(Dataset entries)
::::

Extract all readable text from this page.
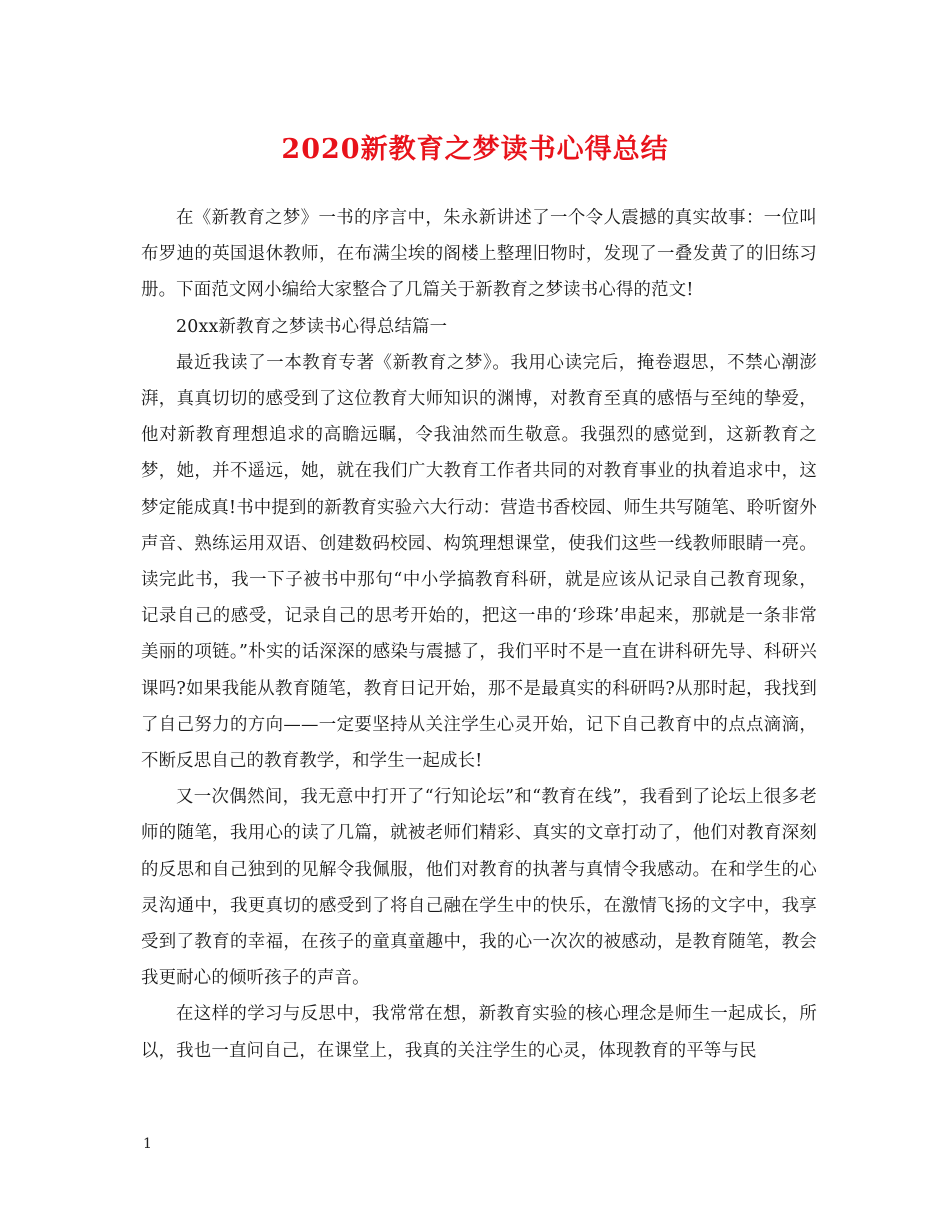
2020新教育之梦读书心得总结

在《新教育之梦》一书的序言中，朱永新讲述了一个令人震撼的真实故事：一位叫布罗迪的英国退休教师，在布满尘埃的阁楼上整理旧物时，发现了一叠发黄了的旧练习册。下面范文网小编给大家整合了几篇关于新教育之梦读书心得的范文!

20xx新教育之梦读书心得总结篇一

最近我读了一本教育专著《新教育之梦》。我用心读完后，掩卷遐思，不禁心潮澎湃，真真切切的感受到了这位教育大师知识的渊博，对教育至真的感悟与至纯的挚爱，他对新教育理想追求的高瞻远瞩，令我油然而生敬意。我强烈的感觉到，这新教育之梦，她，并不遥远，她，就在我们广大教育工作者共同的对教育事业的执着追求中，这梦定能成真!书中提到的新教育实验六大行动：营造书香校园、师生共写随笔、聆听窗外声音、熟练运用双语、创建数码校园、构筑理想课堂，使我们这些一线教师眼睛一亮。读完此书，我一下子被书中那句“中小学搞教育科研，就是应该从记录自己教育现象，记录自己的感受，记录自己的思考开始的，把这一串的‘珍珠’串起来，那就是一条非常美丽的项链。”朴实的话深深的感染与震撼了，我们平时不是一直在讲科研先导、科研兴课吗?如果我能从教育随笔，教育日记开始，那不是最真实的科研吗?从那时起，我找到了自己努力的方向——一定要坚持从关注学生心灵开始，记下自己教育中的点点滴滴，不断反思自己的教育教学，和学生一起成长!

又一次偶然间，我无意中打开了“行知论坛”和“教育在线”，我看到了论坛上很多老师的随笔，我用心的读了几篇，就被老师们精彩、真实的文章打动了，他们对教育深刻的反思和自己独到的见解令我佩服，他们对教育的执著与真情令我感动。在和学生的心灵沟通中，我更真切的感受到了将自己融在学生中的快乐，在激情飞扬的文字中，我享受到了教育的幸福，在孩子的童真童趣中，我的心一次次的被感动，是教育随笔，教会我更耐心的倾听孩子的声音。

在这样的学习与反思中，我常常在想，新教育实验的核心理念是师生一起成长，所以，我也一直问自己，在课堂上，我真的关注学生的心灵，体现教育的平等与民

1
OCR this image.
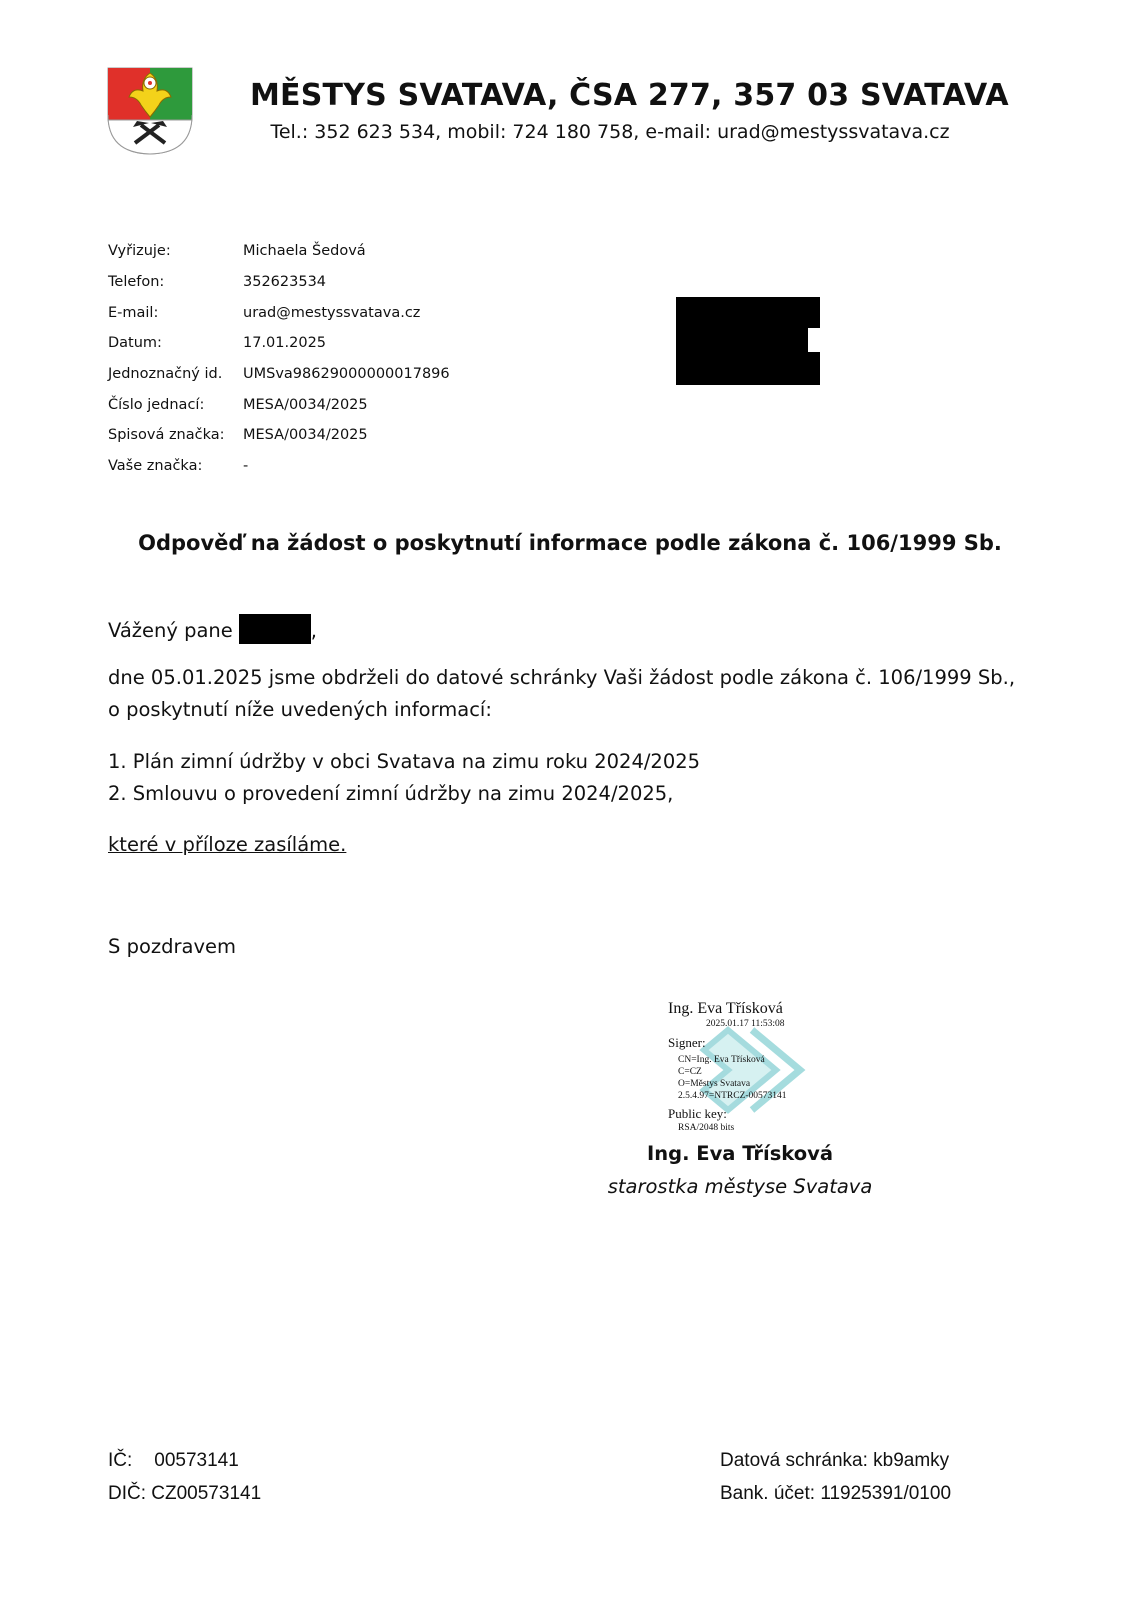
MĚSTYS SVATAVA, ČSA 277, 357 03 SVATAVA
Tel.: 352 623 534, mobil: 724 180 758, e-mail: urad@mestyssvatava.cz
Vyřizuje:	Michaela Šedová
Telefon:	352623534
E-mail:	urad@mestyssvatava.cz
Datum:	17.01.2025
Jednoznačný id.	UMSva98629000000017896
Číslo jednací:	MESA/0034/2025
Spisová značka:	MESA/0034/2025
Vaše značka:	-
Odpověď na žádost o poskytnutí informace podle zákona č. 106/1999 Sb.
Vážený pane	,
dne 05.01.2025 jsme obdrželi do datové schránky Vaši žádost podle zákona č. 106/1999 Sb.,
o poskytnutí níže uvedených informací:
1. Plán zimní údržby v obci Svatava na zimu roku 2024/2025
2. Smlouvu o provedení zimní údržby na zimu 2024/2025,
které v příloze zasíláme.
S pozdravem
Ing. Eva Třísková
2025.01.17 11:53:08
Signer:
CN=Ing. Eva Třísková
C=CZ
O=Městys Svatava
2.5.4.97=NTRCZ-00573141
Public key:
RSA/2048 bits
Ing. Eva Třísková
starostka městyse Svatava
IČ: 00573141
DIČ: CZ00573141
Datová schránka: kb9amky
Bank. účet: 11925391/0100
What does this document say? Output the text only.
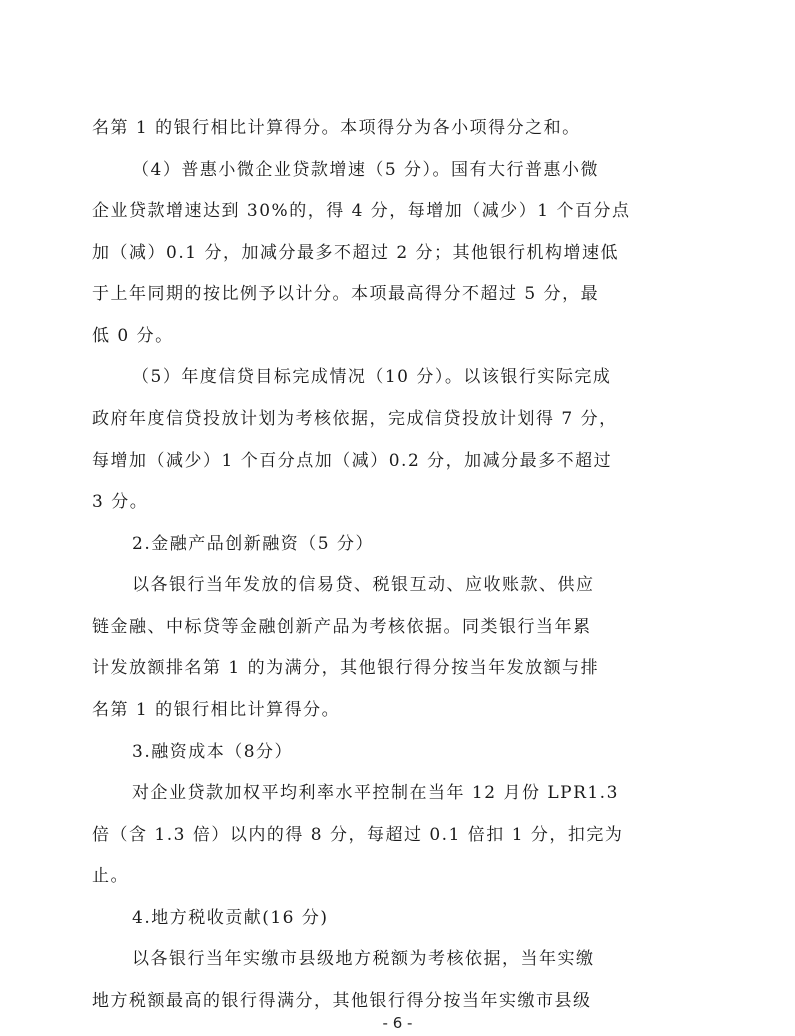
名第 1 的银行相比计算得分。本项得分为各小项得分之和。
（4）普惠小微企业贷款增速（5 分）。国有大行普惠小微
企业贷款增速达到 30%的，得 4 分，每增加（减少）1 个百分点
加（减）0.1 分，加减分最多不超过 2 分；其他银行机构增速低
于上年同期的按比例予以计分。本项最高得分不超过 5 分，最
低 0 分。
（5）年度信贷目标完成情况（10 分）。以该银行实际完成
政府年度信贷投放计划为考核依据，完成信贷投放计划得 7 分，
每增加（减少）1 个百分点加（减）0.2 分，加减分最多不超过
3 分。
2.金融产品创新融资（5 分）
以各银行当年发放的信易贷、税银互动、应收账款、供应
链金融、中标贷等金融创新产品为考核依据。同类银行当年累
计发放额排名第 1 的为满分，其他银行得分按当年发放额与排
名第 1 的银行相比计算得分。
3.融资成本（8分）
对企业贷款加权平均利率水平控制在当年 12 月份 LPR1.3
倍（含 1.3 倍）以内的得 8 分，每超过 0.1 倍扣 1 分，扣完为
止。
4.地方税收贡献(16 分)
以各银行当年实缴市县级地方税额为考核依据，当年实缴
地方税额最高的银行得满分，其他银行得分按当年实缴市县级
- 6 -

::::

TASK OBJECTIVE
Copy every line of the listing that contains the word "zákona".

REPLY
Odpověď na žádost o poskytnutí informace podle zákona č. 106/1999 Sb.
dne 05.01.2025 jsme obdrželi do datové schránky Vaši žádost podle zákona č. 106/1999 Sb.,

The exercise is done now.